Description of the task: Wherever a line in the data below holds "icon", copy that line.

Records to process:
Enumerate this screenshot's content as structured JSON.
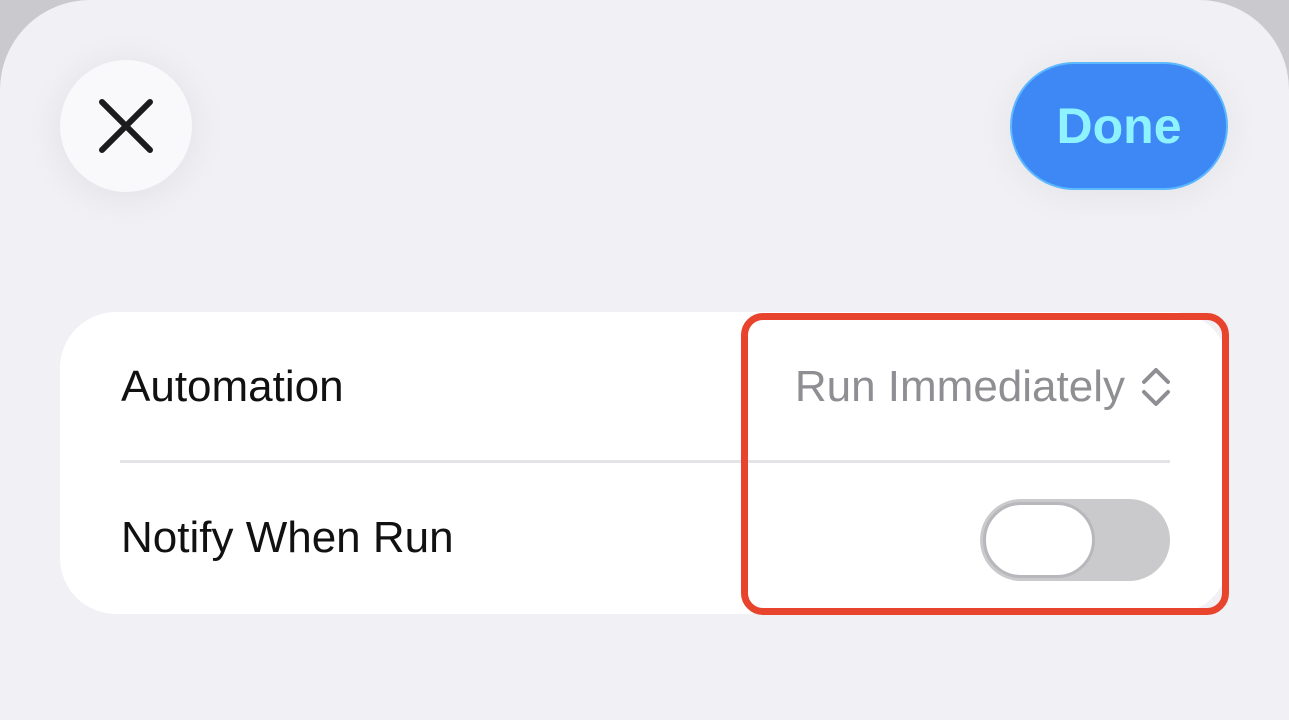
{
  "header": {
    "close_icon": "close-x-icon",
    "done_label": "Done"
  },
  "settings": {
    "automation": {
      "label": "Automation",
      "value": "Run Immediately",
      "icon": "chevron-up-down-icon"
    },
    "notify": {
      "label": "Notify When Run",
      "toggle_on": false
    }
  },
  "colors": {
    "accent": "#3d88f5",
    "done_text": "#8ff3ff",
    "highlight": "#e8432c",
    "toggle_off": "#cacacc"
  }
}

Response:
    "close_icon": "close-x-icon",
      "icon": "chevron-up-down-icon"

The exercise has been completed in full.